*STATED EXERCISE*
Which lines include the word "Алексей"? Copy each of them.

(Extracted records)
+-------+

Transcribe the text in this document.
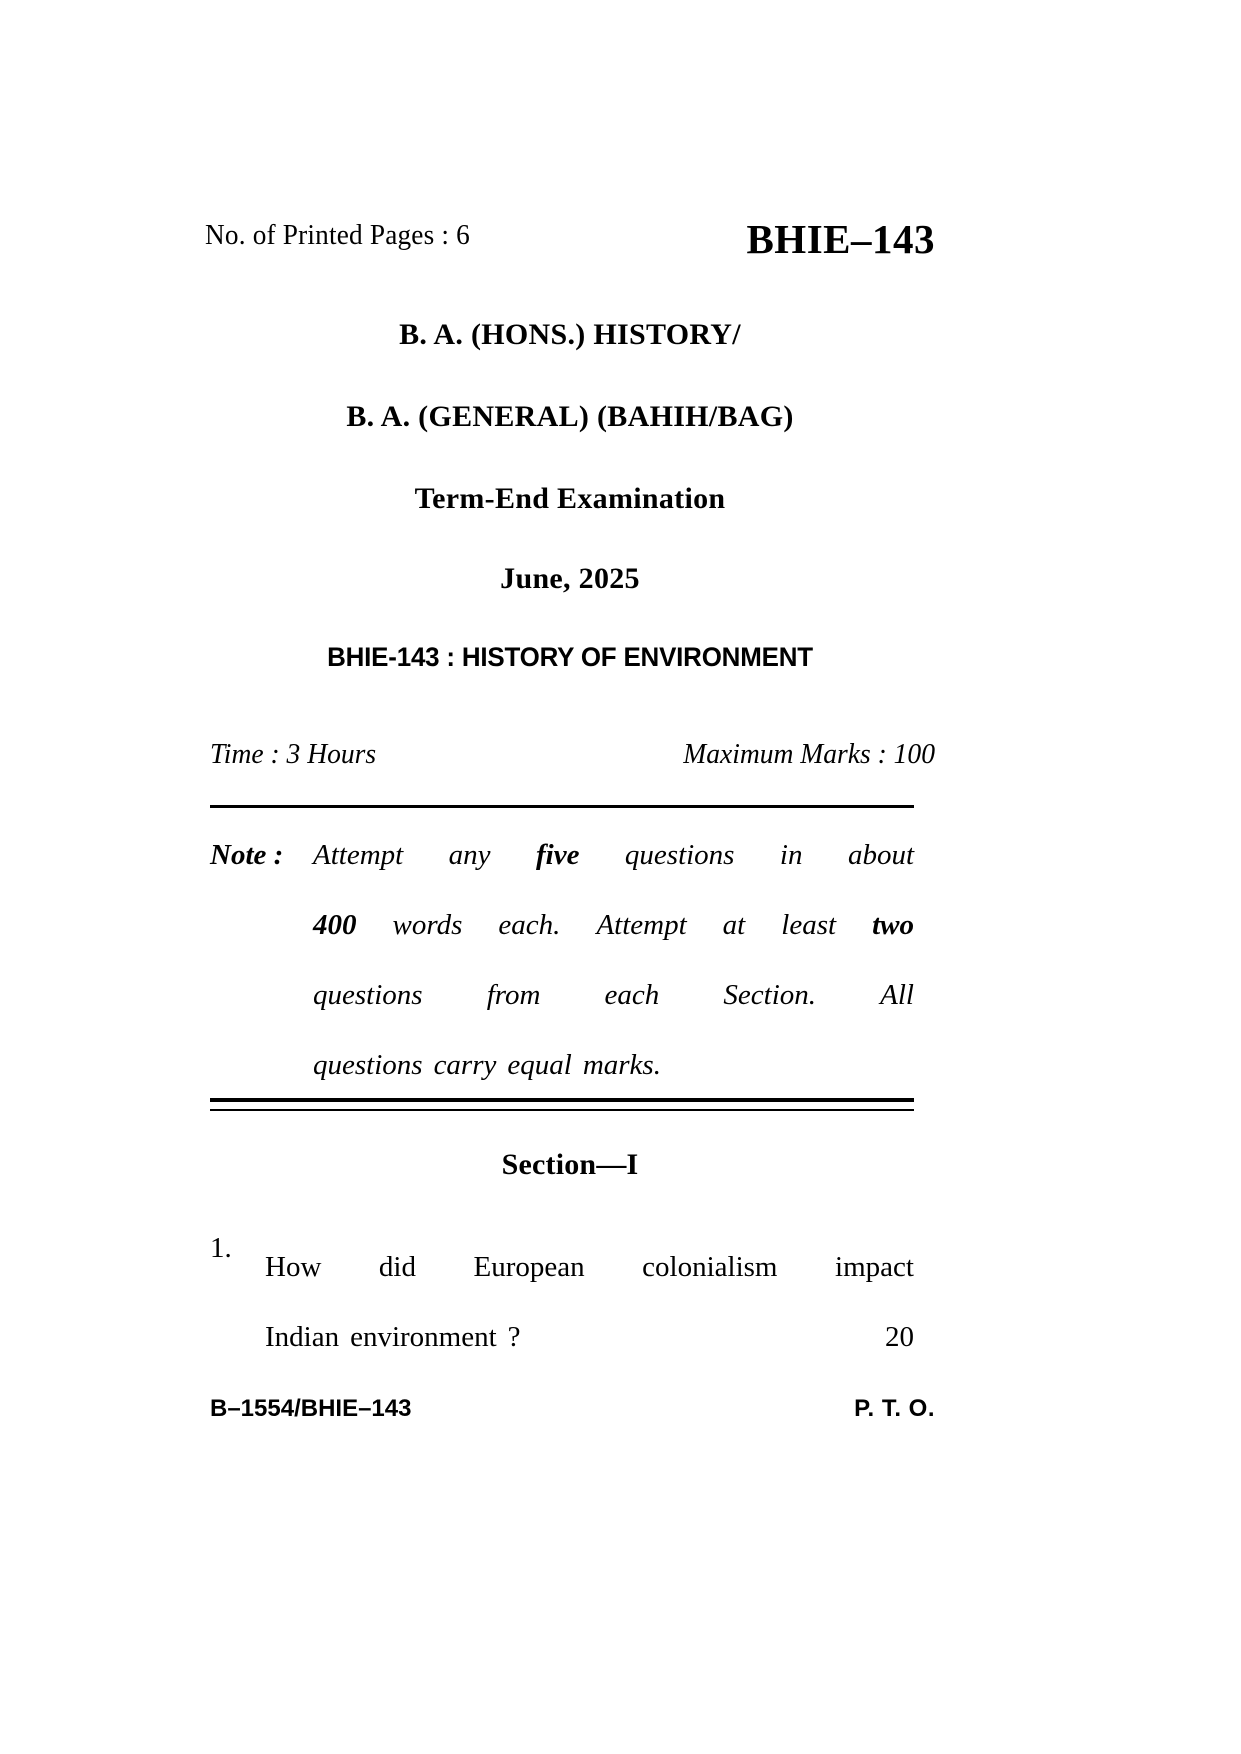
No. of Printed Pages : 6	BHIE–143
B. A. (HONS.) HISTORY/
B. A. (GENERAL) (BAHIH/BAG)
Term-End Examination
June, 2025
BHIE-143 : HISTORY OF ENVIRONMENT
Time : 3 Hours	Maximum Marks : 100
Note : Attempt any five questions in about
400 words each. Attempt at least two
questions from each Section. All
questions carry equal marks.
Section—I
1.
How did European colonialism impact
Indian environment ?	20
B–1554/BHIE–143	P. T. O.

+-------+

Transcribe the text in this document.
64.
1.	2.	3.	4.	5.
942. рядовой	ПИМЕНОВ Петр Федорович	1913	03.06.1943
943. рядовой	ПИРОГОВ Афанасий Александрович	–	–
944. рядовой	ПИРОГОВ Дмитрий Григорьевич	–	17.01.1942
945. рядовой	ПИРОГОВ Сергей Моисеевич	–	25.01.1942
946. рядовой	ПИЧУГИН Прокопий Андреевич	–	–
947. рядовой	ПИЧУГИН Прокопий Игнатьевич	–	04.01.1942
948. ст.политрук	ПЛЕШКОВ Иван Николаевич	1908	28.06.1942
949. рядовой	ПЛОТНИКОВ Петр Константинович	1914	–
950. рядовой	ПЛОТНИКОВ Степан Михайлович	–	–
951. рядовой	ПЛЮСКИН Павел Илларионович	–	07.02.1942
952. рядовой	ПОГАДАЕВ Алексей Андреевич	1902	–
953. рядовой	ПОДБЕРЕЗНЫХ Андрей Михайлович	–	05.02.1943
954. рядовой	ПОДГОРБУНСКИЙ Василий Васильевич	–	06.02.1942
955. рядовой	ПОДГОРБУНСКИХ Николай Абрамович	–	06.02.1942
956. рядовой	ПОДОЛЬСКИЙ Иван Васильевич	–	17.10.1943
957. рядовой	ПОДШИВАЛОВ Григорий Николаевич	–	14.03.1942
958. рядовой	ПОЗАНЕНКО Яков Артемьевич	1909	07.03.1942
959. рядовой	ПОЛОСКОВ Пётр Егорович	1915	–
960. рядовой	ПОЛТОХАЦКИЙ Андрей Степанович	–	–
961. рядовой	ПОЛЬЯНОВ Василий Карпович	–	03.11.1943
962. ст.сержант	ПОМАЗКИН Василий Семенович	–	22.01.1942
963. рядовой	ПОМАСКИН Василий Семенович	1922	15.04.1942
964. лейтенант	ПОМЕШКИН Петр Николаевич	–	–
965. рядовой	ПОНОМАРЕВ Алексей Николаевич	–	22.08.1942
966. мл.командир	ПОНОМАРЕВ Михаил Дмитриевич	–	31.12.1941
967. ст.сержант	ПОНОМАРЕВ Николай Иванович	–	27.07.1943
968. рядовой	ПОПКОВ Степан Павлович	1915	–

+-------+

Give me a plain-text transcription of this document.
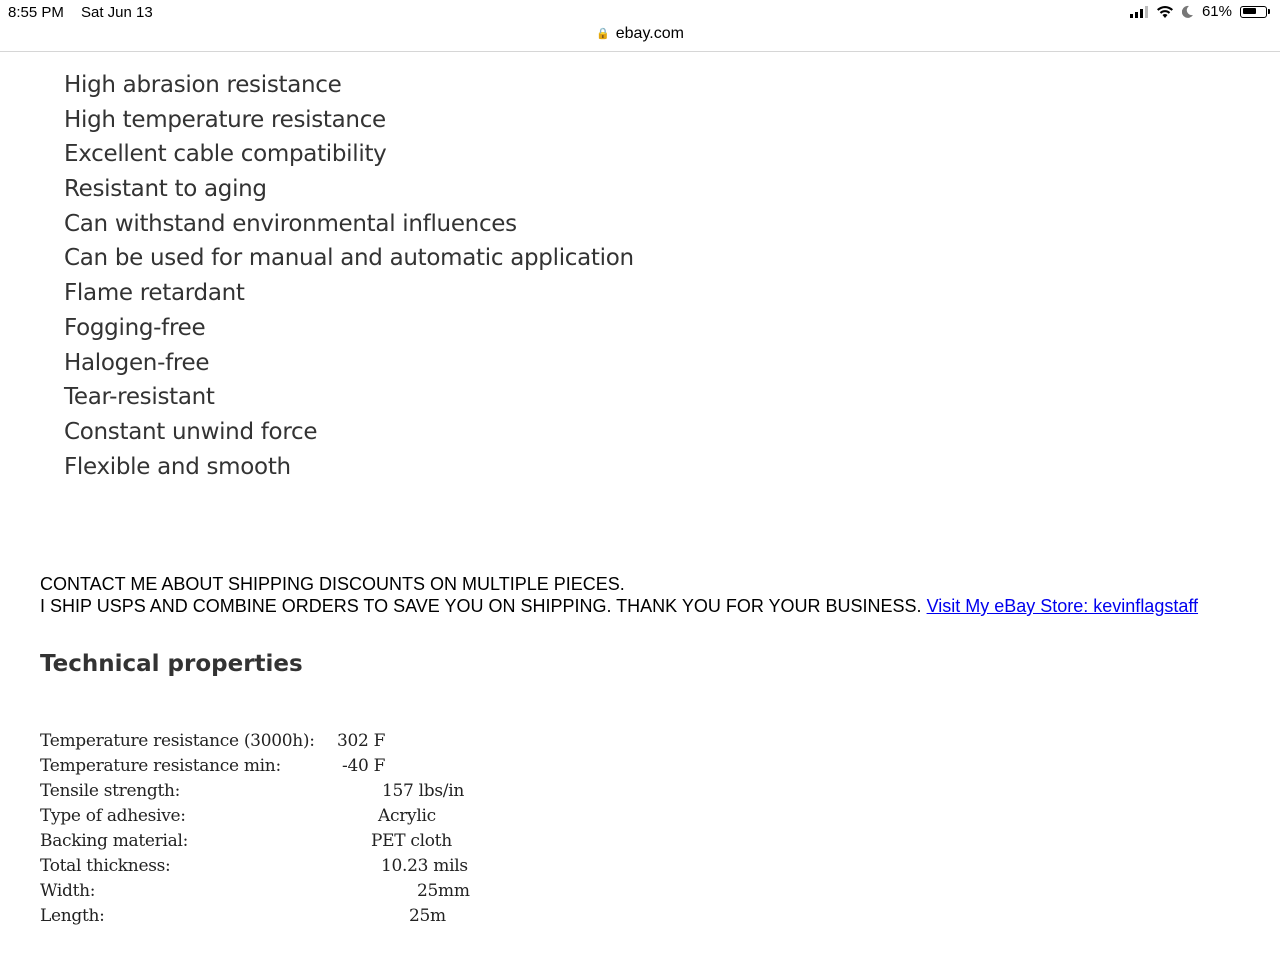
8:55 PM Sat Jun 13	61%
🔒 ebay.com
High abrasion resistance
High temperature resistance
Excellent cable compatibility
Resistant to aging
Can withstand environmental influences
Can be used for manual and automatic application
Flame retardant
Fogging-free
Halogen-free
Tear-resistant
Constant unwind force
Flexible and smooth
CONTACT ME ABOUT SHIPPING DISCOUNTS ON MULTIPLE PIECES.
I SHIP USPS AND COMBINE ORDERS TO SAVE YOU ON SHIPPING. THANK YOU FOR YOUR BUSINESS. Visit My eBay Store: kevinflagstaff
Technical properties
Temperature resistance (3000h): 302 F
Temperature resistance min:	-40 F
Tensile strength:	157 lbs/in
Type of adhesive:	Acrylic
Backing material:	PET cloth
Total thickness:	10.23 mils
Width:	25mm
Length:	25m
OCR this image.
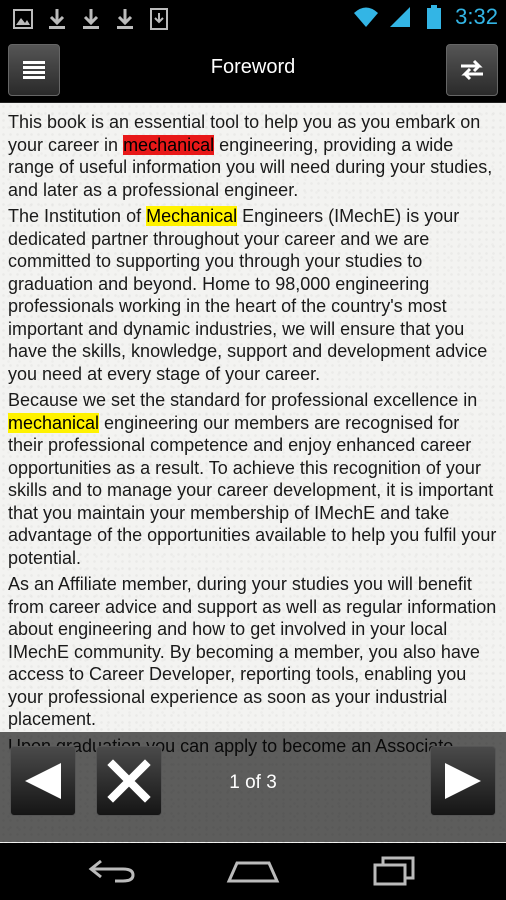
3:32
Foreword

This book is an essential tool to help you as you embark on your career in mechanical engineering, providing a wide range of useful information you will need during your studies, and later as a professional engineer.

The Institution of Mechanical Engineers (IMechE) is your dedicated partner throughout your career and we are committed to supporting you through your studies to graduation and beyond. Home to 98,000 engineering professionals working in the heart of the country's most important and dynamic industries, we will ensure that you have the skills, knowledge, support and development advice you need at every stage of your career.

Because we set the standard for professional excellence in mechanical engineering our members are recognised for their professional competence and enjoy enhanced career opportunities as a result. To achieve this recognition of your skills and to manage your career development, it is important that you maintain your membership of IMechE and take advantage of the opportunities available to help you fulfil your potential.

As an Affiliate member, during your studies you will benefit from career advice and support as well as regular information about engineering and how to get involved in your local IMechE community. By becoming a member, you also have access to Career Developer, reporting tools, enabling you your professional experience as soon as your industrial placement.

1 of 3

+-------+

*ANSWER TO THIS TASK*
952. рядовой	ПОГАДАЕВ Алексей Андреевич	1902	–
965. рядовой	ПОНОМАРЕВ Алексей Николаевич	–	22.08.1942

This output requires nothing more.